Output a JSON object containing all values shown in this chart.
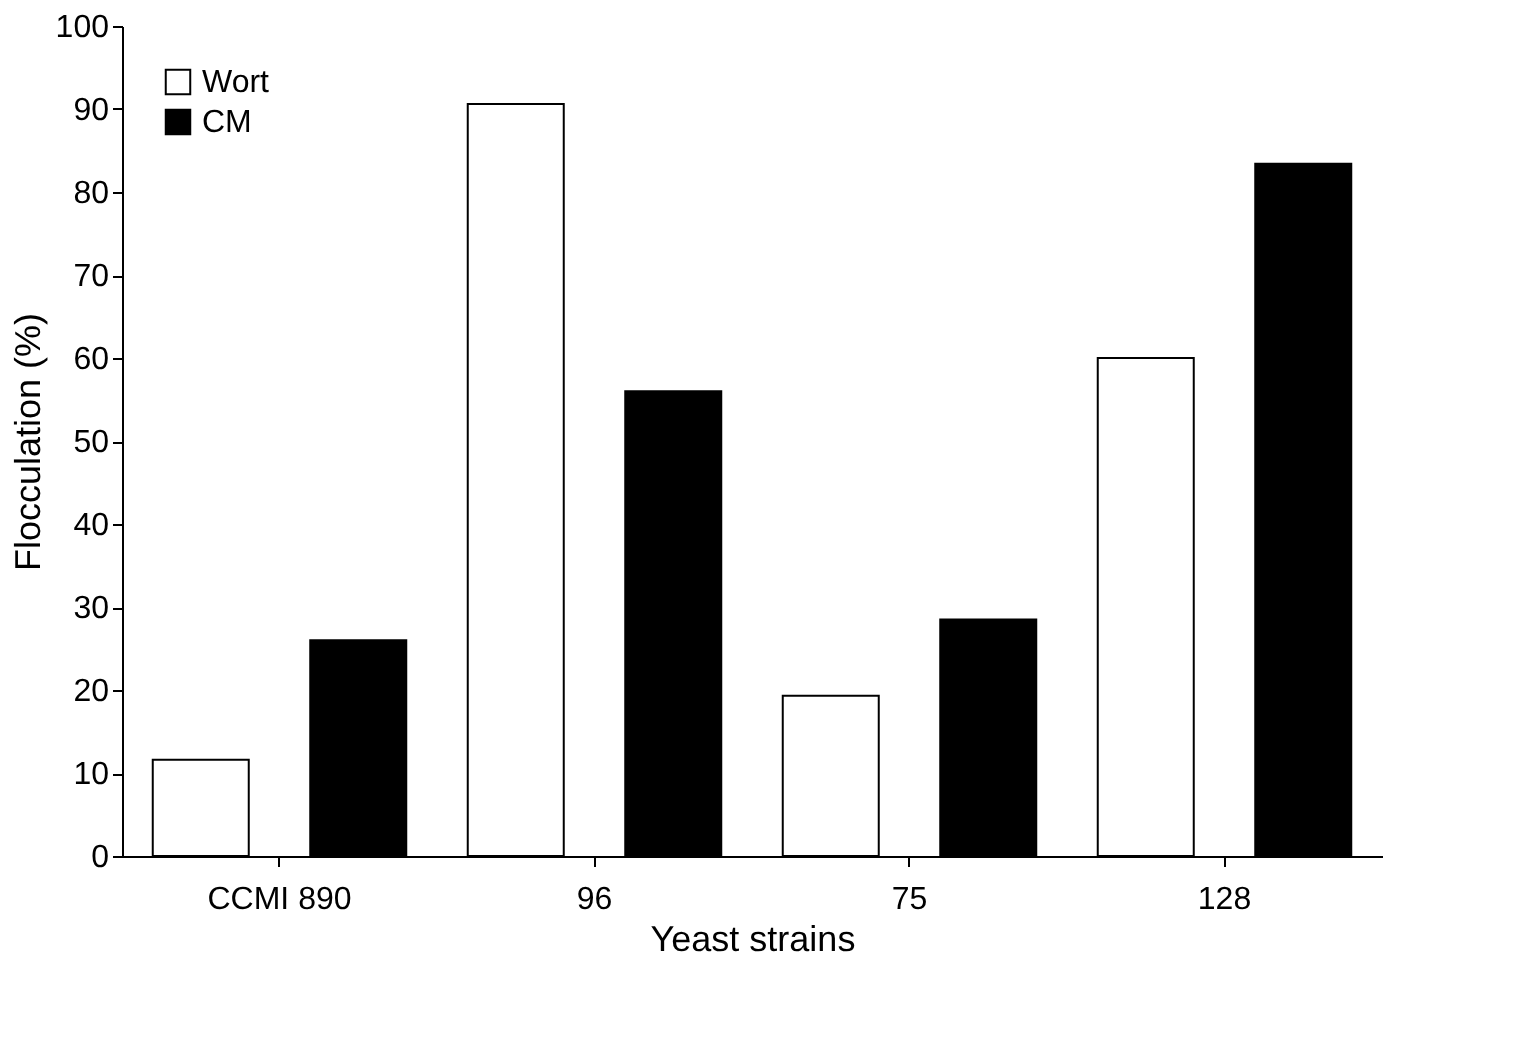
{
  "chart_data": {
    "type": "bar",
    "xlabel": "Yeast strains",
    "ylabel": "Flocculation (%)",
    "categories": [
      "CCMI 890",
      "96",
      "75",
      "128"
    ],
    "series": [
      {
        "name": "Wort",
        "color": "#ffffff",
        "values": [
          11.6,
          90.6,
          19.3,
          60.0
        ]
      },
      {
        "name": "CM",
        "color": "#000000",
        "values": [
          26.0,
          56.0,
          28.5,
          83.4
        ]
      }
    ],
    "ylim": [
      0,
      100
    ],
    "yticks": [
      0,
      10,
      20,
      30,
      40,
      50,
      60,
      70,
      80,
      90,
      100
    ],
    "grid": false,
    "legend": "top left"
  }
}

▶ [Given task]: Transcribe every entry word for word, but skip the pictures.

▶ [Solution]:
Output a JSON object containing all values shown in this chart.
{
  "chart_data": {
    "type": "bar",
    "xlabel": "Yeast strains",
    "ylabel": "Flocculation (%)",
    "categories": [
      "CCMI 890",
      "96",
      "75",
      "128"
    ],
    "series": [
      {
        "name": "Wort",
        "color": "#ffffff",
        "values": [
          11.6,
          90.6,
          19.3,
          60.0
        ]
      },
      {
        "name": "CM",
        "color": "#000000",
        "values": [
          26.0,
          56.0,
          28.5,
          83.4
        ]
      }
    ],
    "ylim": [
      0,
      100
    ],
    "yticks": [
      0,
      10,
      20,
      30,
      40,
      50,
      60,
      70,
      80,
      90,
      100
    ],
    "grid": false,
    "legend": "top left"
  }
}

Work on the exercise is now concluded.